--- Start of DATA TO PROCESS ---
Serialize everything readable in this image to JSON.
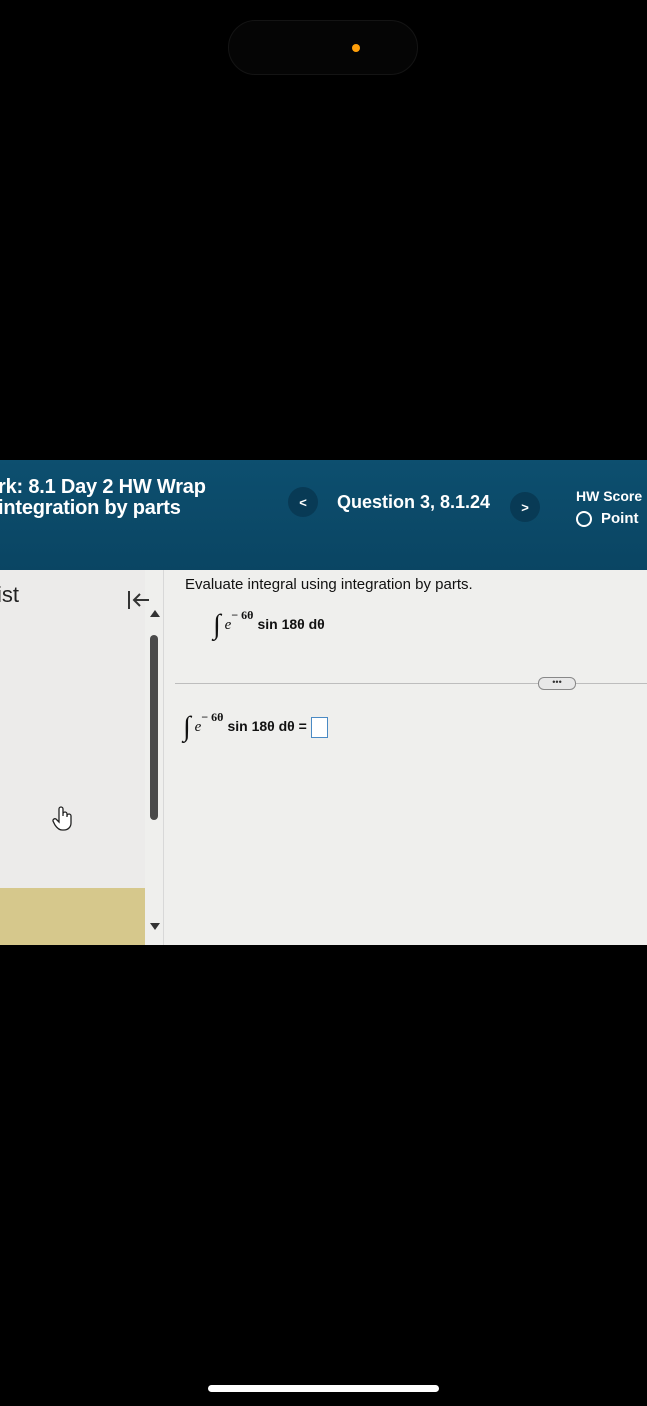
{
  "header": {
    "title_line1": "rk:  8.1 Day 2 HW Wrap",
    "title_line2": "integration by parts",
    "question_label": "Question 3, 8.1.24",
    "prev_label": "<",
    "next_label": ">",
    "score_label": "HW Score",
    "points_label": "Point"
  },
  "sidebar": {
    "label": "ist"
  },
  "problem": {
    "instruction": "Evaluate integral using integration by parts.",
    "integral_sign": "∫",
    "base": "e",
    "exponent": "− 6θ",
    "integrand_rest": "sin 18θ dθ",
    "answer_equals": "sin 18θ dθ ="
  },
  "more_button": "•••"
}
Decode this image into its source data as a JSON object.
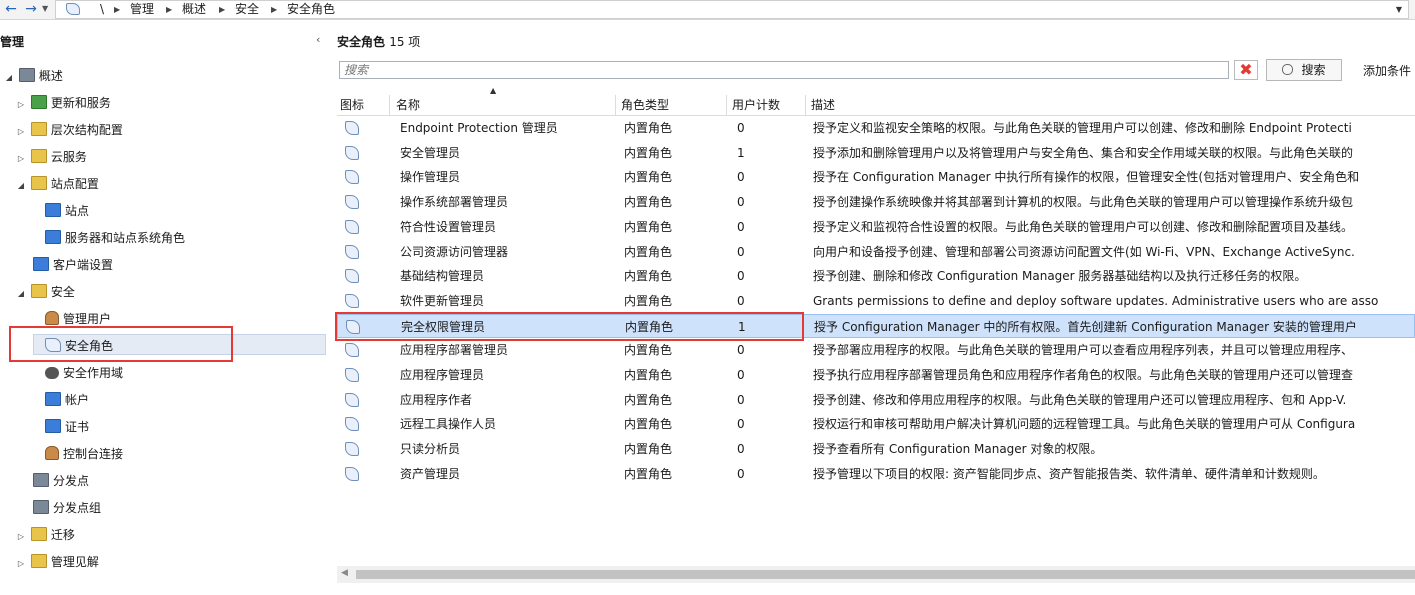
{
  "addressbar": {
    "back_icon": "←",
    "forward_icon": "→",
    "root_sep": "\\",
    "breadcrumbs": [
      "管理",
      "概述",
      "安全",
      "安全角色"
    ]
  },
  "nav": {
    "title": "管理",
    "collapse": "‹",
    "items": [
      {
        "label": "概述"
      },
      {
        "label": "更新和服务"
      },
      {
        "label": "层次结构配置"
      },
      {
        "label": "云服务"
      },
      {
        "label": "站点配置"
      },
      {
        "label": "站点"
      },
      {
        "label": "服务器和站点系统角色"
      },
      {
        "label": "客户端设置"
      },
      {
        "label": "安全"
      },
      {
        "label": "管理用户"
      },
      {
        "label": "安全角色"
      },
      {
        "label": "安全作用域"
      },
      {
        "label": "帐户"
      },
      {
        "label": "证书"
      },
      {
        "label": "控制台连接"
      },
      {
        "label": "分发点"
      },
      {
        "label": "分发点组"
      },
      {
        "label": "迁移"
      },
      {
        "label": "管理见解"
      }
    ]
  },
  "main": {
    "title": "安全角色",
    "count": "15 项",
    "search_placeholder": "搜索",
    "clear_icon": "✖",
    "search_button": "搜索",
    "add_criteria": "添加条件",
    "columns": [
      "图标",
      "名称",
      "角色类型",
      "用户计数",
      "描述"
    ],
    "rows": [
      {
        "name": "Endpoint Protection 管理员",
        "type": "内置角色",
        "count": "0",
        "desc": "授予定义和监视安全策略的权限。与此角色关联的管理用户可以创建、修改和删除 Endpoint Protecti"
      },
      {
        "name": "安全管理员",
        "type": "内置角色",
        "count": "1",
        "desc": "授予添加和删除管理用户以及将管理用户与安全角色、集合和安全作用域关联的权限。与此角色关联的"
      },
      {
        "name": "操作管理员",
        "type": "内置角色",
        "count": "0",
        "desc": "授予在 Configuration Manager 中执行所有操作的权限，但管理安全性(包括对管理用户、安全角色和"
      },
      {
        "name": "操作系统部署管理员",
        "type": "内置角色",
        "count": "0",
        "desc": "授予创建操作系统映像并将其部署到计算机的权限。与此角色关联的管理用户可以管理操作系统升级包"
      },
      {
        "name": "符合性设置管理员",
        "type": "内置角色",
        "count": "0",
        "desc": "授予定义和监视符合性设置的权限。与此角色关联的管理用户可以创建、修改和删除配置项目及基线。"
      },
      {
        "name": "公司资源访问管理器",
        "type": "内置角色",
        "count": "0",
        "desc": "向用户和设备授予创建、管理和部署公司资源访问配置文件(如 Wi-Fi、VPN、Exchange ActiveSync."
      },
      {
        "name": "基础结构管理员",
        "type": "内置角色",
        "count": "0",
        "desc": "授予创建、删除和修改 Configuration Manager 服务器基础结构以及执行迁移任务的权限。"
      },
      {
        "name": "软件更新管理员",
        "type": "内置角色",
        "count": "0",
        "desc": "Grants permissions to define and deploy software updates. Administrative users who are asso"
      },
      {
        "name": "完全权限管理员",
        "type": "内置角色",
        "count": "1",
        "desc": "授予 Configuration Manager 中的所有权限。首先创建新 Configuration Manager 安装的管理用户"
      },
      {
        "name": "应用程序部署管理员",
        "type": "内置角色",
        "count": "0",
        "desc": "授予部署应用程序的权限。与此角色关联的管理用户可以查看应用程序列表，并且可以管理应用程序、"
      },
      {
        "name": "应用程序管理员",
        "type": "内置角色",
        "count": "0",
        "desc": "授予执行应用程序部署管理员角色和应用程序作者角色的权限。与此角色关联的管理用户还可以管理查"
      },
      {
        "name": "应用程序作者",
        "type": "内置角色",
        "count": "0",
        "desc": "授予创建、修改和停用应用程序的权限。与此角色关联的管理用户还可以管理应用程序、包和 App-V."
      },
      {
        "name": "远程工具操作人员",
        "type": "内置角色",
        "count": "0",
        "desc": "授权运行和审核可帮助用户解决计算机问题的远程管理工具。与此角色关联的管理用户可从 Configura"
      },
      {
        "name": "只读分析员",
        "type": "内置角色",
        "count": "0",
        "desc": "授予查看所有 Configuration Manager 对象的权限。"
      },
      {
        "name": "资产管理员",
        "type": "内置角色",
        "count": "0",
        "desc": "授予管理以下项目的权限: 资产智能同步点、资产智能报告类、软件清单、硬件清单和计数规则。"
      }
    ]
  },
  "colors": {
    "highlight_border": "#e53935",
    "selected_row": "#cfe2fb"
  }
}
--- End of DATA TO PROCESS ---
● **WHAT IS EXPECTED**:
With the pictures left out, transcribe the material exactly.

● **CORRECT OUTPUT**:
Serialize everything readable in this image to JSON.
{
  "header": {
    "title_line1": "rk:  8.1 Day 2 HW Wrap",
    "title_line2": "integration by parts",
    "question_label": "Question 3, 8.1.24",
    "prev_label": "<",
    "next_label": ">",
    "score_label": "HW Score",
    "points_label": "Point"
  },
  "sidebar": {
    "label": "ist"
  },
  "problem": {
    "instruction": "Evaluate integral using integration by parts.",
    "integral_sign": "∫",
    "base": "e",
    "exponent": "− 6θ",
    "integrand_rest": "sin 18θ dθ",
    "answer_equals": "sin 18θ dθ ="
  },
  "more_button": "•••"
}
Decode this image into its source data as a JSON object.
{
  "addressbar": {
    "back_icon": "←",
    "forward_icon": "→",
    "root_sep": "\\",
    "breadcrumbs": [
      "管理",
      "概述",
      "安全",
      "安全角色"
    ]
  },
  "nav": {
    "title": "管理",
    "collapse": "‹",
    "items": [
      {
        "label": "概述"
      },
      {
        "label": "更新和服务"
      },
      {
        "label": "层次结构配置"
      },
      {
        "label": "云服务"
      },
      {
        "label": "站点配置"
      },
      {
        "label": "站点"
      },
      {
        "label": "服务器和站点系统角色"
      },
      {
        "label": "客户端设置"
      },
      {
        "label": "安全"
      },
      {
        "label": "管理用户"
      },
      {
        "label": "安全角色"
      },
      {
        "label": "安全作用域"
      },
      {
        "label": "帐户"
      },
      {
        "label": "证书"
      },
      {
        "label": "控制台连接"
      },
      {
        "label": "分发点"
      },
      {
        "label": "分发点组"
      },
      {
        "label": "迁移"
      },
      {
        "label": "管理见解"
      }
    ]
  },
  "main": {
    "title": "安全角色",
    "count": "15 项",
    "search_placeholder": "搜索",
    "clear_icon": "✖",
    "search_button": "搜索",
    "add_criteria": "添加条件",
    "columns": [
      "图标",
      "名称",
      "角色类型",
      "用户计数",
      "描述"
    ],
    "rows": [
      {
        "name": "Endpoint Protection 管理员",
        "type": "内置角色",
        "count": "0",
        "desc": "授予定义和监视安全策略的权限。与此角色关联的管理用户可以创建、修改和删除 Endpoint Protecti"
      },
      {
        "name": "安全管理员",
        "type": "内置角色",
        "count": "1",
        "desc": "授予添加和删除管理用户以及将管理用户与安全角色、集合和安全作用域关联的权限。与此角色关联的"
      },
      {
        "name": "操作管理员",
        "type": "内置角色",
        "count": "0",
        "desc": "授予在 Configuration Manager 中执行所有操作的权限，但管理安全性(包括对管理用户、安全角色和"
      },
      {
        "name": "操作系统部署管理员",
        "type": "内置角色",
        "count": "0",
        "desc": "授予创建操作系统映像并将其部署到计算机的权限。与此角色关联的管理用户可以管理操作系统升级包"
      },
      {
        "name": "符合性设置管理员",
        "type": "内置角色",
        "count": "0",
        "desc": "授予定义和监视符合性设置的权限。与此角色关联的管理用户可以创建、修改和删除配置项目及基线。"
      },
      {
        "name": "公司资源访问管理器",
        "type": "内置角色",
        "count": "0",
        "desc": "向用户和设备授予创建、管理和部署公司资源访问配置文件(如 Wi-Fi、VPN、Exchange ActiveSync."
      },
      {
        "name": "基础结构管理员",
        "type": "内置角色",
        "count": "0",
        "desc": "授予创建、删除和修改 Configuration Manager 服务器基础结构以及执行迁移任务的权限。"
      },
      {
        "name": "软件更新管理员",
        "type": "内置角色",
        "count": "0",
        "desc": "Grants permissions to define and deploy software updates. Administrative users who are asso"
      },
      {
        "name": "完全权限管理员",
        "type": "内置角色",
        "count": "1",
        "desc": "授予 Configuration Manager 中的所有权限。首先创建新 Configuration Manager 安装的管理用户"
      },
      {
        "name": "应用程序部署管理员",
        "type": "内置角色",
        "count": "0",
        "desc": "授予部署应用程序的权限。与此角色关联的管理用户可以查看应用程序列表，并且可以管理应用程序、"
      },
      {
        "name": "应用程序管理员",
        "type": "内置角色",
        "count": "0",
        "desc": "授予执行应用程序部署管理员角色和应用程序作者角色的权限。与此角色关联的管理用户还可以管理查"
      },
      {
        "name": "应用程序作者",
        "type": "内置角色",
        "count": "0",
        "desc": "授予创建、修改和停用应用程序的权限。与此角色关联的管理用户还可以管理应用程序、包和 App-V."
      },
      {
        "name": "远程工具操作人员",
        "type": "内置角色",
        "count": "0",
        "desc": "授权运行和审核可帮助用户解决计算机问题的远程管理工具。与此角色关联的管理用户可从 Configura"
      },
      {
        "name": "只读分析员",
        "type": "内置角色",
        "count": "0",
        "desc": "授予查看所有 Configuration Manager 对象的权限。"
      },
      {
        "name": "资产管理员",
        "type": "内置角色",
        "count": "0",
        "desc": "授予管理以下项目的权限: 资产智能同步点、资产智能报告类、软件清单、硬件清单和计数规则。"
      }
    ]
  },
  "colors": {
    "highlight_border": "#e53935",
    "selected_row": "#cfe2fb"
  }
}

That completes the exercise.